◆ WHAT IS BEING ASKED
Go through the records underneath and write each one out again exactly.

◆ TASK INPUT

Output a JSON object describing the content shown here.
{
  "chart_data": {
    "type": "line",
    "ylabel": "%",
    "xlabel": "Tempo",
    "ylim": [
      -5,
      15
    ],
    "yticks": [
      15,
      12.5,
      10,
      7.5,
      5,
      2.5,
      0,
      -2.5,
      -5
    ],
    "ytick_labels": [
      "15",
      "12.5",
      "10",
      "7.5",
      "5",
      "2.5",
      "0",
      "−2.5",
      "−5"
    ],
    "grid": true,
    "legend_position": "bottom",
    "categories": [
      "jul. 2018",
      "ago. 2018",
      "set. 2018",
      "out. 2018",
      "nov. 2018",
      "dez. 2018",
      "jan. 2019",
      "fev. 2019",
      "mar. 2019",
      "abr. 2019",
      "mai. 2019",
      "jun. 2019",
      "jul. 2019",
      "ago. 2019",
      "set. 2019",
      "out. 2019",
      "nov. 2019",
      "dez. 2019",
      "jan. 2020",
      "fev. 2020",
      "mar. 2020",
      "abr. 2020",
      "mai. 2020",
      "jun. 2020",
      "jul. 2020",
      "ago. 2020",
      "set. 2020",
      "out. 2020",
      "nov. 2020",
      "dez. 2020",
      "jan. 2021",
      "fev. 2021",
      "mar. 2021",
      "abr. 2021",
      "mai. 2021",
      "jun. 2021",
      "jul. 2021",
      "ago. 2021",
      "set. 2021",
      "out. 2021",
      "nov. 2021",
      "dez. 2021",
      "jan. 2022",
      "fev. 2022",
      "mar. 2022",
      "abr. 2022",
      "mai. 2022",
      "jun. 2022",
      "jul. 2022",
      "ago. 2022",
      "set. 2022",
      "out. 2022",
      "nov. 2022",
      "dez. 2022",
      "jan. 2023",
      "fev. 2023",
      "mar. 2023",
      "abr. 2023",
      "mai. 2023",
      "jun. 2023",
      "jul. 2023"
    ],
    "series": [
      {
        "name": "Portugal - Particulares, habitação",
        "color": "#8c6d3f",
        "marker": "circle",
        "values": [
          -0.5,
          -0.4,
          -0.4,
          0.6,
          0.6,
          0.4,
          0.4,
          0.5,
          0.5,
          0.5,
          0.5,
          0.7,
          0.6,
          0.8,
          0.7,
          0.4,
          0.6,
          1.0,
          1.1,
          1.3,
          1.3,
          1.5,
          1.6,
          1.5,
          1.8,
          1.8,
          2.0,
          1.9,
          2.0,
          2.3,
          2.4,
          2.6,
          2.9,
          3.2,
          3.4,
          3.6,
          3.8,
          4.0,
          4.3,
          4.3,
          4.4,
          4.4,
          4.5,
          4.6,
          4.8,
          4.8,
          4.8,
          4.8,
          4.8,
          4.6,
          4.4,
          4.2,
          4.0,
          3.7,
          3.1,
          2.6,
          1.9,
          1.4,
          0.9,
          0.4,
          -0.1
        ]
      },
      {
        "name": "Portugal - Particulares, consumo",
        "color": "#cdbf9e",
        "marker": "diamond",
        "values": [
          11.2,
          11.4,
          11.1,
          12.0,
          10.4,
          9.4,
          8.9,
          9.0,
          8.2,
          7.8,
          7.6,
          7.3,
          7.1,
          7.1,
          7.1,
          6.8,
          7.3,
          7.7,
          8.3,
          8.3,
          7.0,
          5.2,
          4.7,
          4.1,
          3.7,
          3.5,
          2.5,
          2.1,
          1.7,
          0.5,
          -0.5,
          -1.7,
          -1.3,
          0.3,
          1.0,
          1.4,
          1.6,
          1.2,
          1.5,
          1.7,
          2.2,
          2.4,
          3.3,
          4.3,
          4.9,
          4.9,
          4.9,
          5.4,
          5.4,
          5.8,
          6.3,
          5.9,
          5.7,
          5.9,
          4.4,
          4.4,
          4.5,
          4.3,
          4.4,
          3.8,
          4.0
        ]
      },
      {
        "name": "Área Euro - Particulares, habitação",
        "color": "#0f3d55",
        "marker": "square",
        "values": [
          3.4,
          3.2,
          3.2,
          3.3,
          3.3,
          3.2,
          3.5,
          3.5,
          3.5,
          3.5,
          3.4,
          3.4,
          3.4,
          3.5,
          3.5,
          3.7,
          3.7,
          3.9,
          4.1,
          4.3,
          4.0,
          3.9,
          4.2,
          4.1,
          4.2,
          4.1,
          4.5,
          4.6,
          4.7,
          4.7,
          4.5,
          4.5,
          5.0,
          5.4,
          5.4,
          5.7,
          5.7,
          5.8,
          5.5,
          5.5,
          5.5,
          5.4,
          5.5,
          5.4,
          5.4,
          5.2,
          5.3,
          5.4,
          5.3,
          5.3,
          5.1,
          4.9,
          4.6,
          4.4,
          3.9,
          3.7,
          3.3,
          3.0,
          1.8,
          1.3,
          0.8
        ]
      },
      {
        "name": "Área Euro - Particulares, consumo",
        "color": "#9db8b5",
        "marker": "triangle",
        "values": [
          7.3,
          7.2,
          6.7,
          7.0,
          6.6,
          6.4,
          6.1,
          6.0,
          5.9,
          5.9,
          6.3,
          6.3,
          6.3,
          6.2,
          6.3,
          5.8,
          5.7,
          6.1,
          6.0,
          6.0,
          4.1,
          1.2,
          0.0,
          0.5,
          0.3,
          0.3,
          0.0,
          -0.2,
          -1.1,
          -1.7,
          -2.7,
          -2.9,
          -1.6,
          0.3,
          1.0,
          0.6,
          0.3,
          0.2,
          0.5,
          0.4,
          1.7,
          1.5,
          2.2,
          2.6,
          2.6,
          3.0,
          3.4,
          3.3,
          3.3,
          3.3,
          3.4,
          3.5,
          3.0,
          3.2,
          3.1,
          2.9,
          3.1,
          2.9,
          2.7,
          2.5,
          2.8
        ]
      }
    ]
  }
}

◆ ANSWER TO THE TASK
Output a JSON object describing the content shown here.
{
  "chart_data": {
    "type": "line",
    "ylabel": "%",
    "xlabel": "Tempo",
    "ylim": [
      -5,
      15
    ],
    "yticks": [
      15,
      12.5,
      10,
      7.5,
      5,
      2.5,
      0,
      -2.5,
      -5
    ],
    "ytick_labels": [
      "15",
      "12.5",
      "10",
      "7.5",
      "5",
      "2.5",
      "0",
      "−2.5",
      "−5"
    ],
    "grid": true,
    "legend_position": "bottom",
    "categories": [
      "jul. 2018",
      "ago. 2018",
      "set. 2018",
      "out. 2018",
      "nov. 2018",
      "dez. 2018",
      "jan. 2019",
      "fev. 2019",
      "mar. 2019",
      "abr. 2019",
      "mai. 2019",
      "jun. 2019",
      "jul. 2019",
      "ago. 2019",
      "set. 2019",
      "out. 2019",
      "nov. 2019",
      "dez. 2019",
      "jan. 2020",
      "fev. 2020",
      "mar. 2020",
      "abr. 2020",
      "mai. 2020",
      "jun. 2020",
      "jul. 2020",
      "ago. 2020",
      "set. 2020",
      "out. 2020",
      "nov. 2020",
      "dez. 2020",
      "jan. 2021",
      "fev. 2021",
      "mar. 2021",
      "abr. 2021",
      "mai. 2021",
      "jun. 2021",
      "jul. 2021",
      "ago. 2021",
      "set. 2021",
      "out. 2021",
      "nov. 2021",
      "dez. 2021",
      "jan. 2022",
      "fev. 2022",
      "mar. 2022",
      "abr. 2022",
      "mai. 2022",
      "jun. 2022",
      "jul. 2022",
      "ago. 2022",
      "set. 2022",
      "out. 2022",
      "nov. 2022",
      "dez. 2022",
      "jan. 2023",
      "fev. 2023",
      "mar. 2023",
      "abr. 2023",
      "mai. 2023",
      "jun. 2023",
      "jul. 2023"
    ],
    "series": [
      {
        "name": "Portugal - Particulares, habitação",
        "color": "#8c6d3f",
        "marker": "circle",
        "values": [
          -0.5,
          -0.4,
          -0.4,
          0.6,
          0.6,
          0.4,
          0.4,
          0.5,
          0.5,
          0.5,
          0.5,
          0.7,
          0.6,
          0.8,
          0.7,
          0.4,
          0.6,
          1.0,
          1.1,
          1.3,
          1.3,
          1.5,
          1.6,
          1.5,
          1.8,
          1.8,
          2.0,
          1.9,
          2.0,
          2.3,
          2.4,
          2.6,
          2.9,
          3.2,
          3.4,
          3.6,
          3.8,
          4.0,
          4.3,
          4.3,
          4.4,
          4.4,
          4.5,
          4.6,
          4.8,
          4.8,
          4.8,
          4.8,
          4.8,
          4.6,
          4.4,
          4.2,
          4.0,
          3.7,
          3.1,
          2.6,
          1.9,
          1.4,
          0.9,
          0.4,
          -0.1
        ]
      },
      {
        "name": "Portugal - Particulares, consumo",
        "color": "#cdbf9e",
        "marker": "diamond",
        "values": [
          11.2,
          11.4,
          11.1,
          12.0,
          10.4,
          9.4,
          8.9,
          9.0,
          8.2,
          7.8,
          7.6,
          7.3,
          7.1,
          7.1,
          7.1,
          6.8,
          7.3,
          7.7,
          8.3,
          8.3,
          7.0,
          5.2,
          4.7,
          4.1,
          3.7,
          3.5,
          2.5,
          2.1,
          1.7,
          0.5,
          -0.5,
          -1.7,
          -1.3,
          0.3,
          1.0,
          1.4,
          1.6,
          1.2,
          1.5,
          1.7,
          2.2,
          2.4,
          3.3,
          4.3,
          4.9,
          4.9,
          4.9,
          5.4,
          5.4,
          5.8,
          6.3,
          5.9,
          5.7,
          5.9,
          4.4,
          4.4,
          4.5,
          4.3,
          4.4,
          3.8,
          4.0
        ]
      },
      {
        "name": "Área Euro - Particulares, habitação",
        "color": "#0f3d55",
        "marker": "square",
        "values": [
          3.4,
          3.2,
          3.2,
          3.3,
          3.3,
          3.2,
          3.5,
          3.5,
          3.5,
          3.5,
          3.4,
          3.4,
          3.4,
          3.5,
          3.5,
          3.7,
          3.7,
          3.9,
          4.1,
          4.3,
          4.0,
          3.9,
          4.2,
          4.1,
          4.2,
          4.1,
          4.5,
          4.6,
          4.7,
          4.7,
          4.5,
          4.5,
          5.0,
          5.4,
          5.4,
          5.7,
          5.7,
          5.8,
          5.5,
          5.5,
          5.5,
          5.4,
          5.5,
          5.4,
          5.4,
          5.2,
          5.3,
          5.4,
          5.3,
          5.3,
          5.1,
          4.9,
          4.6,
          4.4,
          3.9,
          3.7,
          3.3,
          3.0,
          1.8,
          1.3,
          0.8
        ]
      },
      {
        "name": "Área Euro - Particulares, consumo",
        "color": "#9db8b5",
        "marker": "triangle",
        "values": [
          7.3,
          7.2,
          6.7,
          7.0,
          6.6,
          6.4,
          6.1,
          6.0,
          5.9,
          5.9,
          6.3,
          6.3,
          6.3,
          6.2,
          6.3,
          5.8,
          5.7,
          6.1,
          6.0,
          6.0,
          4.1,
          1.2,
          0.0,
          0.5,
          0.3,
          0.3,
          0.0,
          -0.2,
          -1.1,
          -1.7,
          -2.7,
          -2.9,
          -1.6,
          0.3,
          1.0,
          0.6,
          0.3,
          0.2,
          0.5,
          0.4,
          1.7,
          1.5,
          2.2,
          2.6,
          2.6,
          3.0,
          3.4,
          3.3,
          3.3,
          3.3,
          3.4,
          3.5,
          3.0,
          3.2,
          3.1,
          2.9,
          3.1,
          2.9,
          2.7,
          2.5,
          2.8
        ]
      }
    ]
  }
}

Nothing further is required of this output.